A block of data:

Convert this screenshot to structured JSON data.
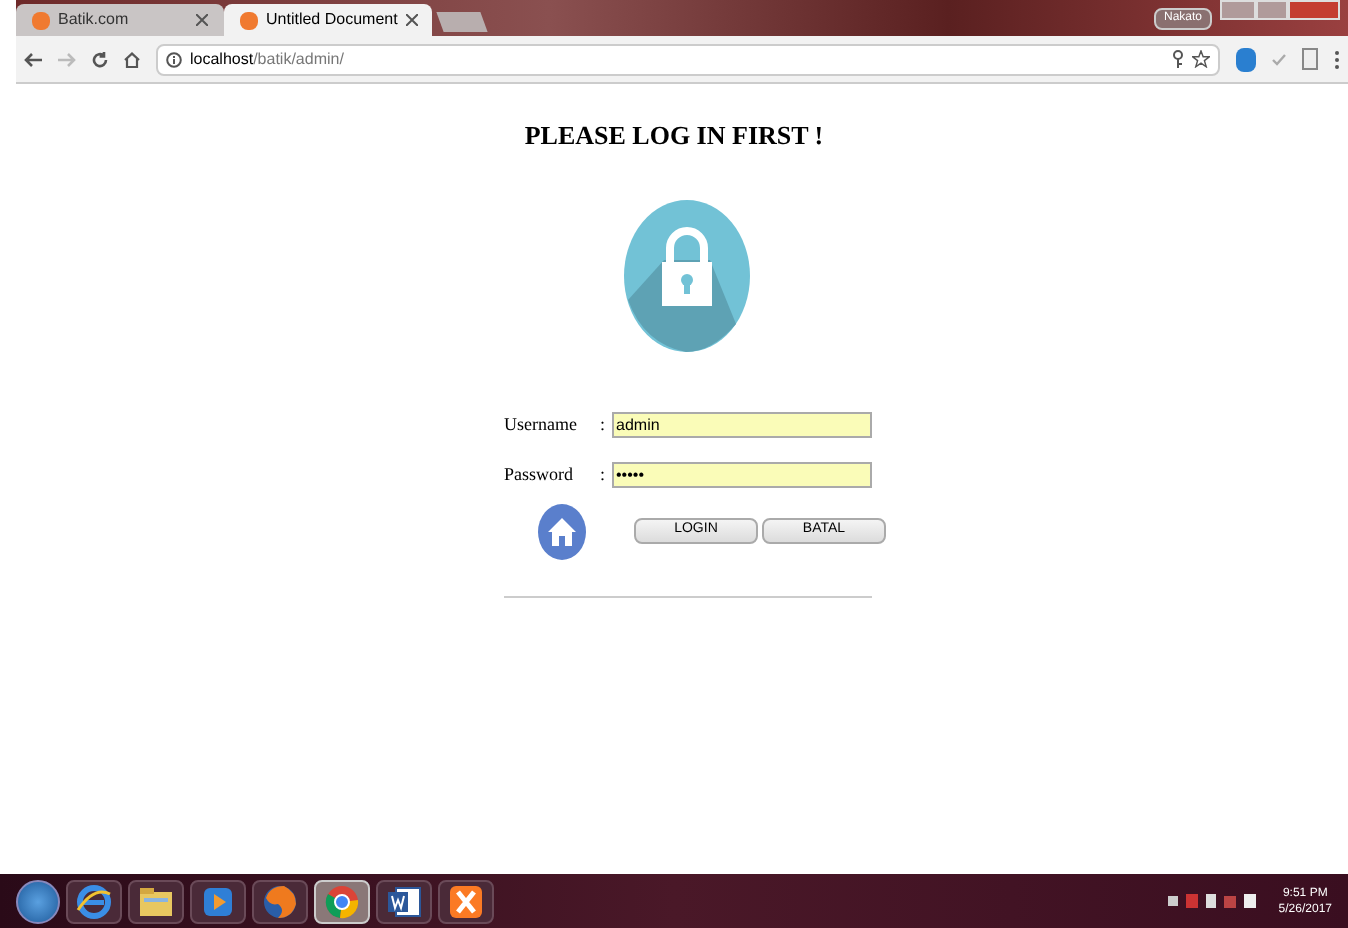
{
  "browser": {
    "tabs": [
      {
        "title": "Batik.com",
        "selected": false
      },
      {
        "title": "Untitled Document",
        "selected": true
      }
    ],
    "user_badge": "Nakato",
    "address": {
      "host": "localhost",
      "path": "/batik/admin/"
    }
  },
  "page": {
    "heading": "PLEASE LOG IN FIRST !",
    "fields": [
      {
        "label": "Username",
        "separator": ":",
        "value": "admin"
      },
      {
        "label": "Password",
        "separator": ":",
        "value": "•••••"
      }
    ],
    "buttons": [
      "LOGIN",
      "BATAL"
    ]
  },
  "taskbar": {
    "apps": [
      {
        "kind": "ie",
        "selected": false
      },
      {
        "kind": "folder",
        "selected": false
      },
      {
        "kind": "media",
        "selected": false
      },
      {
        "kind": "firefox",
        "selected": false
      },
      {
        "kind": "chrome",
        "selected": true
      },
      {
        "kind": "word",
        "selected": false
      },
      {
        "kind": "xampp",
        "selected": false
      }
    ],
    "time": "9:51 PM",
    "date": "5/26/2017"
  }
}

**THE EXERCISE**. Go through the material and copy out every line with "title" in it.

**TASK SOLUTION**.
        "title": "Batik.com",
        "title": "Untitled Document",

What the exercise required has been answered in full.